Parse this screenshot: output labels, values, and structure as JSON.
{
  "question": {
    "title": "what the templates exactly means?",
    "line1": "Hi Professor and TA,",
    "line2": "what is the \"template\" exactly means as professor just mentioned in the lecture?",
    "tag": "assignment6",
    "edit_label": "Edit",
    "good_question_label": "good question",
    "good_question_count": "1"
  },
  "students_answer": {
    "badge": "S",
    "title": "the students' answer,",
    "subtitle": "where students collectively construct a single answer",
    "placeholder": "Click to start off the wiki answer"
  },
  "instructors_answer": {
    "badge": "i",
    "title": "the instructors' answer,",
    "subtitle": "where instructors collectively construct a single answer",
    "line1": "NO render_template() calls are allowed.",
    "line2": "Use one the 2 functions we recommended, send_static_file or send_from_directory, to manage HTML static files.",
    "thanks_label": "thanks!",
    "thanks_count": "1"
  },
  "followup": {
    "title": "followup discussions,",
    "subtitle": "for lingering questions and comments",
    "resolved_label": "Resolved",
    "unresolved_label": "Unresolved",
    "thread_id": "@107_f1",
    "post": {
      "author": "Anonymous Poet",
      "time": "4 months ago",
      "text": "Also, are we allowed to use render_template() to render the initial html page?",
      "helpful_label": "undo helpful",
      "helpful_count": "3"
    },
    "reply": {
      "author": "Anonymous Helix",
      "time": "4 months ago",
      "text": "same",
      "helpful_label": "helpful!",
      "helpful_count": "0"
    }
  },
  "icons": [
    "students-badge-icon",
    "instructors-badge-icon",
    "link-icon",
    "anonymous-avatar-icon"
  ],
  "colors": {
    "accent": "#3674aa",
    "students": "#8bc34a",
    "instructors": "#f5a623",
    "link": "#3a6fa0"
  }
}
——————
Respond with nothing but the number of lines in the entries that contain the string "allowed".

* **CORRECT RESULT**
2